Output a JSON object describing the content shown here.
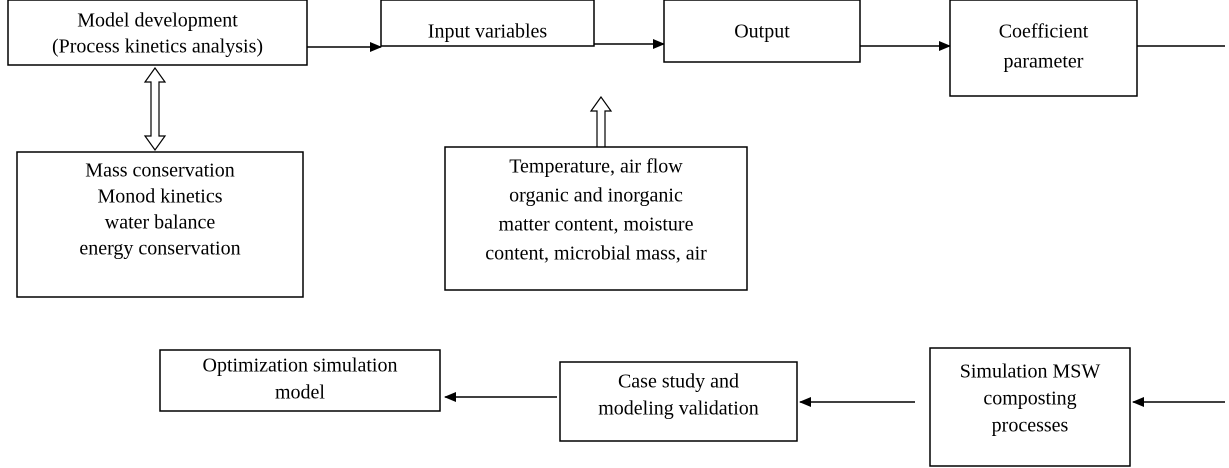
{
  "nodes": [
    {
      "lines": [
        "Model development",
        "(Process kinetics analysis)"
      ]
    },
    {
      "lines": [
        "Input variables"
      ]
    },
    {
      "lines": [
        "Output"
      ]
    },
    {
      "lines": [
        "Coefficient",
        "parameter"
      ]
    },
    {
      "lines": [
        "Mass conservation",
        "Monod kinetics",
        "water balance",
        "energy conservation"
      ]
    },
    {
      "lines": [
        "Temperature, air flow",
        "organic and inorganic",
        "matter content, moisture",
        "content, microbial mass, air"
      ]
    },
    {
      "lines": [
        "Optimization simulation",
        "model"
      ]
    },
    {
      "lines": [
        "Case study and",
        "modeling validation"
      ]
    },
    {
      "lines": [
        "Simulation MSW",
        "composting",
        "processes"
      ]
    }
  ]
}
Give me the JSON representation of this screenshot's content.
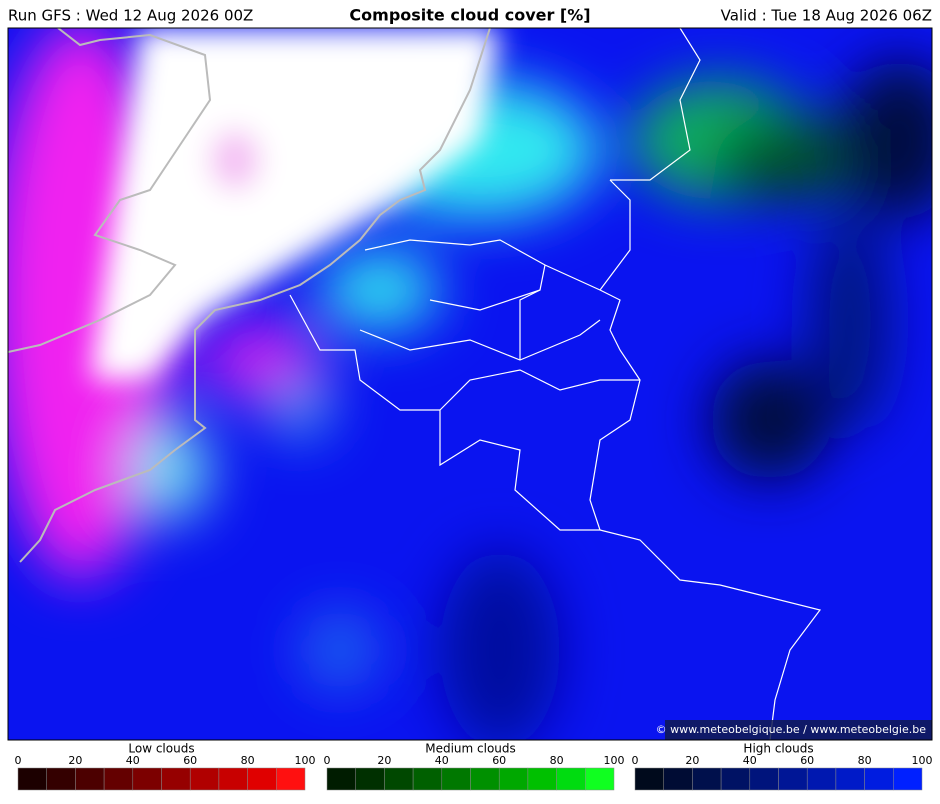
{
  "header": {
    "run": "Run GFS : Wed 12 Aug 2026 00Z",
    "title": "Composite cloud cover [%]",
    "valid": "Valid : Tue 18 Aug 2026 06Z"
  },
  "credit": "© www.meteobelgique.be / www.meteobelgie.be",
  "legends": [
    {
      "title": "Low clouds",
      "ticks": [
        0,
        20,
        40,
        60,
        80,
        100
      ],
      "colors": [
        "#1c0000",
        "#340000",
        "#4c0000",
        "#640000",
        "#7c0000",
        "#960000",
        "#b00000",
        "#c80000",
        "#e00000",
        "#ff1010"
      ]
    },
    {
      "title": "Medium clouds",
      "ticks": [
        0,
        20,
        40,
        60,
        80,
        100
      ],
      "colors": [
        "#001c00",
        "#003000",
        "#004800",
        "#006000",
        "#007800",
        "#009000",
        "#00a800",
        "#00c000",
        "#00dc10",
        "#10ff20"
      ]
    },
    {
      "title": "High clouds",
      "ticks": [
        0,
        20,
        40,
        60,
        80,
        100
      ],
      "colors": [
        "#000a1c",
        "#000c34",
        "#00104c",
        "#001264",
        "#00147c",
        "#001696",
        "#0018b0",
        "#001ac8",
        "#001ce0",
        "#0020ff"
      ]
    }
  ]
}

Task requirements
Output every entry word for word, but omit the pictures.

Written solution
Output a JSON object describing the content shown here.
{
  "nodes": [
    {
      "lines": [
        "Model development",
        "(Process kinetics analysis)"
      ]
    },
    {
      "lines": [
        "Input variables"
      ]
    },
    {
      "lines": [
        "Output"
      ]
    },
    {
      "lines": [
        "Coefficient",
        "parameter"
      ]
    },
    {
      "lines": [
        "Mass conservation",
        "Monod kinetics",
        "water balance",
        "energy conservation"
      ]
    },
    {
      "lines": [
        "Temperature, air flow",
        "organic and inorganic",
        "matter content, moisture",
        "content, microbial mass, air"
      ]
    },
    {
      "lines": [
        "Optimization simulation",
        "model"
      ]
    },
    {
      "lines": [
        "Case study and",
        "modeling validation"
      ]
    },
    {
      "lines": [
        "Simulation MSW",
        "composting",
        "processes"
      ]
    }
  ]
}
Give me the JSON representation of this screenshot's content.
{
  "header": {
    "run": "Run GFS : Wed 12 Aug 2026 00Z",
    "title": "Composite cloud cover [%]",
    "valid": "Valid : Tue 18 Aug 2026 06Z"
  },
  "credit": "© www.meteobelgique.be / www.meteobelgie.be",
  "legends": [
    {
      "title": "Low clouds",
      "ticks": [
        0,
        20,
        40,
        60,
        80,
        100
      ],
      "colors": [
        "#1c0000",
        "#340000",
        "#4c0000",
        "#640000",
        "#7c0000",
        "#960000",
        "#b00000",
        "#c80000",
        "#e00000",
        "#ff1010"
      ]
    },
    {
      "title": "Medium clouds",
      "ticks": [
        0,
        20,
        40,
        60,
        80,
        100
      ],
      "colors": [
        "#001c00",
        "#003000",
        "#004800",
        "#006000",
        "#007800",
        "#009000",
        "#00a800",
        "#00c000",
        "#00dc10",
        "#10ff20"
      ]
    },
    {
      "title": "High clouds",
      "ticks": [
        0,
        20,
        40,
        60,
        80,
        100
      ],
      "colors": [
        "#000a1c",
        "#000c34",
        "#00104c",
        "#001264",
        "#00147c",
        "#001696",
        "#0018b0",
        "#001ac8",
        "#001ce0",
        "#0020ff"
      ]
    }
  ]
}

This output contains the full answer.